[Entries taken from a collection]
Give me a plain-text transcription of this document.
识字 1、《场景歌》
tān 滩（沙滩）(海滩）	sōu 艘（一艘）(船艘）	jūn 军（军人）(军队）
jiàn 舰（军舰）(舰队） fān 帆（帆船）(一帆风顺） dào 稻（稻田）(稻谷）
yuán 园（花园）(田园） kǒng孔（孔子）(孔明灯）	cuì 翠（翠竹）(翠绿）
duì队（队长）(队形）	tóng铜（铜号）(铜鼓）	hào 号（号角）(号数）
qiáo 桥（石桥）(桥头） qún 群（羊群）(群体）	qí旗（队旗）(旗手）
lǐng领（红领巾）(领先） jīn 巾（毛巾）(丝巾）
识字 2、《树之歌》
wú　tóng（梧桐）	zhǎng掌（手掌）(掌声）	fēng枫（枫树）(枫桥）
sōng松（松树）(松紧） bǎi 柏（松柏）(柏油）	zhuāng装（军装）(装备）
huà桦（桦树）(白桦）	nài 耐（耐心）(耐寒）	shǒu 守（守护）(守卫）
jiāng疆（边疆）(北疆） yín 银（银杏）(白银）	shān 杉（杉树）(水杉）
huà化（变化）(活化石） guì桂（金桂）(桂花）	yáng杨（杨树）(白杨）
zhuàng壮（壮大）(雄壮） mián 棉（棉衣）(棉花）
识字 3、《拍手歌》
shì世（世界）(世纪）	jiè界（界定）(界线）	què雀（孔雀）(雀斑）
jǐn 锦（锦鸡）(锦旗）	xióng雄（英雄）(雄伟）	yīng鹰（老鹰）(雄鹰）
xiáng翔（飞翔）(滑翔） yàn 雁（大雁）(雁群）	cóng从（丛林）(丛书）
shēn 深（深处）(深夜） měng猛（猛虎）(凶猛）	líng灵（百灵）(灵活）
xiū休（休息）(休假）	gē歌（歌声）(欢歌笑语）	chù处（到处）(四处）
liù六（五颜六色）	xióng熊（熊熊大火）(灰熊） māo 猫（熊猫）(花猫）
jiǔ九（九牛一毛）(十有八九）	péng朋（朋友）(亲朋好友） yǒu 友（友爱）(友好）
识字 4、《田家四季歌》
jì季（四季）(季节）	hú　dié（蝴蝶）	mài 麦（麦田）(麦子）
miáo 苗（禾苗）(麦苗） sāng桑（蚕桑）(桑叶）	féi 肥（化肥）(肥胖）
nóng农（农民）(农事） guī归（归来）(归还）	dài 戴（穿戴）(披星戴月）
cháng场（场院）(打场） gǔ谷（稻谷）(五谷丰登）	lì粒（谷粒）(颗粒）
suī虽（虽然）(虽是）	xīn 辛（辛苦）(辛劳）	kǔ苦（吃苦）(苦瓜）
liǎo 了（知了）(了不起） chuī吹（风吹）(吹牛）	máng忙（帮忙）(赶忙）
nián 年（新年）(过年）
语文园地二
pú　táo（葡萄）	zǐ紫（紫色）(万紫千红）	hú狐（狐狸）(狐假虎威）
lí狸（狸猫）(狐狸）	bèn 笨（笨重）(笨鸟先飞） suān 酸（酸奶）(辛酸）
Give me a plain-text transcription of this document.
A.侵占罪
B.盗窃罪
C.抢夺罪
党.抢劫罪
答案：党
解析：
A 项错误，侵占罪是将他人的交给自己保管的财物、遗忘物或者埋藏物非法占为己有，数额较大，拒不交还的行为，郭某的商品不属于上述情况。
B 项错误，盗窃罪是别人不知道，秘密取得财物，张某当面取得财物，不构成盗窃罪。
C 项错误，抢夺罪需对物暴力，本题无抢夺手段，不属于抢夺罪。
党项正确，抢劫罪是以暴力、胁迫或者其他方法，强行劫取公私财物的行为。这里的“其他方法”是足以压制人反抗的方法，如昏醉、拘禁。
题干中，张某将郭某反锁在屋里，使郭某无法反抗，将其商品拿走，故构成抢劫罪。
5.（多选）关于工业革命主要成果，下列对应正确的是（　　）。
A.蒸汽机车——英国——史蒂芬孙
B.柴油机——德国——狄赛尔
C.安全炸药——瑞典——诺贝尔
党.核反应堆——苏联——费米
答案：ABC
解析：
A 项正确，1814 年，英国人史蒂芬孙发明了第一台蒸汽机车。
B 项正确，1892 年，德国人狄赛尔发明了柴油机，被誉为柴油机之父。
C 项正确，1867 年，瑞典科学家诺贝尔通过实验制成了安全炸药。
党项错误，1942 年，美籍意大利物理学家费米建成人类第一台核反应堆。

- [What the task requires]: Copy out each line above, character for character.

- [Written solution]:
Give me a plain-text transcription of this document.
识字 1、《场景歌》
tān 滩（沙滩）(海滩）	sōu 艘（一艘）(船艘）	jūn 军（军人）(军队）
jiàn 舰（军舰）(舰队） fān 帆（帆船）(一帆风顺） dào 稻（稻田）(稻谷）
yuán 园（花园）(田园） kǒng孔（孔子）(孔明灯）	cuì 翠（翠竹）(翠绿）
duì队（队长）(队形）	tóng铜（铜号）(铜鼓）	hào 号（号角）(号数）
qiáo 桥（石桥）(桥头） qún 群（羊群）(群体）	qí旗（队旗）(旗手）
lǐng领（红领巾）(领先） jīn 巾（毛巾）(丝巾）
识字 2、《树之歌》
wú　tóng（梧桐）	zhǎng掌（手掌）(掌声）	fēng枫（枫树）(枫桥）
sōng松（松树）(松紧） bǎi 柏（松柏）(柏油）	zhuāng装（军装）(装备）
huà桦（桦树）(白桦）	nài 耐（耐心）(耐寒）	shǒu 守（守护）(守卫）
jiāng疆（边疆）(北疆） yín 银（银杏）(白银）	shān 杉（杉树）(水杉）
huà化（变化）(活化石） guì桂（金桂）(桂花）	yáng杨（杨树）(白杨）
zhuàng壮（壮大）(雄壮） mián 棉（棉衣）(棉花）
识字 3、《拍手歌》
shì世（世界）(世纪）	jiè界（界定）(界线）	què雀（孔雀）(雀斑）
jǐn 锦（锦鸡）(锦旗）	xióng雄（英雄）(雄伟）	yīng鹰（老鹰）(雄鹰）
xiáng翔（飞翔）(滑翔） yàn 雁（大雁）(雁群）	cóng从（丛林）(丛书）
shēn 深（深处）(深夜） měng猛（猛虎）(凶猛）	líng灵（百灵）(灵活）
xiū休（休息）(休假）	gē歌（歌声）(欢歌笑语）	chù处（到处）(四处）
liù六（五颜六色）	xióng熊（熊熊大火）(灰熊） māo 猫（熊猫）(花猫）
jiǔ九（九牛一毛）(十有八九）	péng朋（朋友）(亲朋好友） yǒu 友（友爱）(友好）
识字 4、《田家四季歌》
jì季（四季）(季节）	hú　dié（蝴蝶）	mài 麦（麦田）(麦子）
miáo 苗（禾苗）(麦苗） sāng桑（蚕桑）(桑叶）	féi 肥（化肥）(肥胖）
nóng农（农民）(农事） guī归（归来）(归还）	dài 戴（穿戴）(披星戴月）
cháng场（场院）(打场） gǔ谷（稻谷）(五谷丰登）	lì粒（谷粒）(颗粒）
suī虽（虽然）(虽是）	xīn 辛（辛苦）(辛劳）	kǔ苦（吃苦）(苦瓜）
liǎo 了（知了）(了不起） chuī吹（风吹）(吹牛）	máng忙（帮忙）(赶忙）
nián 年（新年）(过年）
语文园地二
pú　táo（葡萄）	zǐ紫（紫色）(万紫千红）	hú狐（狐狸）(狐假虎威）
lí狸（狸猫）(狐狸）	bèn 笨（笨重）(笨鸟先飞） suān 酸（酸奶）(辛酸）
Give me a plain-text transcription of this document.
A.侵占罪
B.盗窃罪
C.抢夺罪
党.抢劫罪
答案：党
解析：
A 项错误，侵占罪是将他人的交给自己保管的财物、遗忘物或者埋藏物非法占为己有，数额较大，拒不交还的行为，郭某的商品不属于上述情况。
B 项错误，盗窃罪是别人不知道，秘密取得财物，张某当面取得财物，不构成盗窃罪。
C 项错误，抢夺罪需对物暴力，本题无抢夺手段，不属于抢夺罪。
党项正确，抢劫罪是以暴力、胁迫或者其他方法，强行劫取公私财物的行为。这里的“其他方法”是足以压制人反抗的方法，如昏醉、拘禁。
题干中，张某将郭某反锁在屋里，使郭某无法反抗，将其商品拿走，故构成抢劫罪。
5.（多选）关于工业革命主要成果，下列对应正确的是（　　）。
A.蒸汽机车——英国——史蒂芬孙
B.柴油机——德国——狄赛尔
C.安全炸药——瑞典——诺贝尔
党.核反应堆——苏联——费米
答案：ABC
解析：
A 项正确，1814 年，英国人史蒂芬孙发明了第一台蒸汽机车。
B 项正确，1892 年，德国人狄赛尔发明了柴油机，被誉为柴油机之父。
C 项正确，1867 年，瑞典科学家诺贝尔通过实验制成了安全炸药。
党项错误，1942 年，美籍意大利物理学家费米建成人类第一台核反应堆。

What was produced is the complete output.